◆ **What you need to do**: Output the lines below as a JSON list of strings, one string per line and blank lines omitted, starting at the first line and ending at the line containing "panel-8-prior-line: [535, 1183, 869, 1487]", both included.

======== Data for this task ========

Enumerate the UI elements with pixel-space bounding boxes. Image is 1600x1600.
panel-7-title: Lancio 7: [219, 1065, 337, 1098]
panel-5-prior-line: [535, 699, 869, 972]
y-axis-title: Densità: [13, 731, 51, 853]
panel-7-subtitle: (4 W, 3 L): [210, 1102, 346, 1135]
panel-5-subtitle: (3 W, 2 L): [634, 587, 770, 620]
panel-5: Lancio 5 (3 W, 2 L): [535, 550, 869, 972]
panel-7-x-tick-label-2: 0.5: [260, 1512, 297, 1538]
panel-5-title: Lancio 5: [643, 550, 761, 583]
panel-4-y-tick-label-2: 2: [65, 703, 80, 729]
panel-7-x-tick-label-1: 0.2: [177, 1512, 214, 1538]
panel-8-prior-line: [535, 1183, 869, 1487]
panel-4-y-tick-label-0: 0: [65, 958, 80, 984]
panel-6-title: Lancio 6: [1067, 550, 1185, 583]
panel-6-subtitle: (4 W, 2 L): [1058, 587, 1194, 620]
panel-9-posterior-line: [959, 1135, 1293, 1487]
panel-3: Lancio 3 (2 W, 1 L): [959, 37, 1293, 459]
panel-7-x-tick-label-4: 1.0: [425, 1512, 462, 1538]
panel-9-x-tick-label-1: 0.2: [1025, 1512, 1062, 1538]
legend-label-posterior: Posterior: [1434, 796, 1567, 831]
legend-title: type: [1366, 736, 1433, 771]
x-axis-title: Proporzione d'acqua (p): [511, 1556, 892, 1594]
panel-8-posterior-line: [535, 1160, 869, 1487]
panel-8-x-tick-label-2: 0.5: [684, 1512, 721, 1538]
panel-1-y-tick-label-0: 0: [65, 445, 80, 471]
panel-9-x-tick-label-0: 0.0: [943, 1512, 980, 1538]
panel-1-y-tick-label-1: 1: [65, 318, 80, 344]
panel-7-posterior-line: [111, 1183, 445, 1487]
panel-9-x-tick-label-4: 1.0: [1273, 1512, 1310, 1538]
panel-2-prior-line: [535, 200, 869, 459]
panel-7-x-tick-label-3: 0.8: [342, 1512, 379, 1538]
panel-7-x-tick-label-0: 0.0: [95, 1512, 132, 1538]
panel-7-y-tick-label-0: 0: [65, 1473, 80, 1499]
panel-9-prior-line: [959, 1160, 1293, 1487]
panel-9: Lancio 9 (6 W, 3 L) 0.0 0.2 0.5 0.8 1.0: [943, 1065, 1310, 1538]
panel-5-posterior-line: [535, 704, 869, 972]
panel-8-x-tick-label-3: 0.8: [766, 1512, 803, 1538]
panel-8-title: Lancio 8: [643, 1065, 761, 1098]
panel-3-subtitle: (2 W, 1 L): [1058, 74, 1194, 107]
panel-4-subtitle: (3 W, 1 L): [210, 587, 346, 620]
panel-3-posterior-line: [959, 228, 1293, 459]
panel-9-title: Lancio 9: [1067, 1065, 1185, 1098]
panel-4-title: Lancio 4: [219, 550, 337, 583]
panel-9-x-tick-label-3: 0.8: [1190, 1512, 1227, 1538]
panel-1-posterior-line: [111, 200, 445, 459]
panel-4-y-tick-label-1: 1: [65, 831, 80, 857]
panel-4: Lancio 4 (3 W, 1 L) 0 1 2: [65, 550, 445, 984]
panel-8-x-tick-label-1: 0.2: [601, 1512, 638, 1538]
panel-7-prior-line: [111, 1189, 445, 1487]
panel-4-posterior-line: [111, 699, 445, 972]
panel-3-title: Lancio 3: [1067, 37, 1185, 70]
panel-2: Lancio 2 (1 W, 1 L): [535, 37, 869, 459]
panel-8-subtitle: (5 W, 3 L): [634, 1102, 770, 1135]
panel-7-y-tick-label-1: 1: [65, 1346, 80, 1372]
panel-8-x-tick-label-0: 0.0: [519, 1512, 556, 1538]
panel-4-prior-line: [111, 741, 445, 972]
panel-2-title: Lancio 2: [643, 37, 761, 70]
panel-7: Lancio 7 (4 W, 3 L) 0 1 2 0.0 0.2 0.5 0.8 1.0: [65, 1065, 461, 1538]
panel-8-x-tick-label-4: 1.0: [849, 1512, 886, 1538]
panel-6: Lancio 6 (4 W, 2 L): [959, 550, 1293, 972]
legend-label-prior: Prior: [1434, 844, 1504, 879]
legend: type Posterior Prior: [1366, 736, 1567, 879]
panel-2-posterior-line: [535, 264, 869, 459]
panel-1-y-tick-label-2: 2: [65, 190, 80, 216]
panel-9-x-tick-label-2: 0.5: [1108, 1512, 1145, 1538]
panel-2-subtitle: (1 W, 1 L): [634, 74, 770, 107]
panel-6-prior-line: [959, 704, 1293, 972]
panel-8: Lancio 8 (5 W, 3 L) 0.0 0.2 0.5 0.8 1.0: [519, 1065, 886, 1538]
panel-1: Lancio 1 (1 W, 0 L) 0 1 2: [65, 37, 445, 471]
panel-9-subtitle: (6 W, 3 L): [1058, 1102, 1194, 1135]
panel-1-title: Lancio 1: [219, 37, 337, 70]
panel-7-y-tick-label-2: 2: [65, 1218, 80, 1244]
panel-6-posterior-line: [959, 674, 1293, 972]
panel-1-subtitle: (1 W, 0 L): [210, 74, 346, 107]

========

◆ **The completed task**:
[
  "Enumerate the UI elements with pixel-space bounding boxes. Image is 1600x1600.",
  "panel-7-title: Lancio 7: [219, 1065, 337, 1098]",
  "panel-5-prior-line: [535, 699, 869, 972]",
  "y-axis-title: Densità: [13, 731, 51, 853]",
  "panel-7-subtitle: (4 W, 3 L): [210, 1102, 346, 1135]",
  "panel-5-subtitle: (3 W, 2 L): [634, 587, 770, 620]",
  "panel-5: Lancio 5 (3 W, 2 L): [535, 550, 869, 972]",
  "panel-7-x-tick-label-2: 0.5: [260, 1512, 297, 1538]",
  "panel-5-title: Lancio 5: [643, 550, 761, 583]",
  "panel-4-y-tick-label-2: 2: [65, 703, 80, 729]",
  "panel-7-x-tick-label-1: 0.2: [177, 1512, 214, 1538]",
  "panel-8-prior-line: [535, 1183, 869, 1487]"
]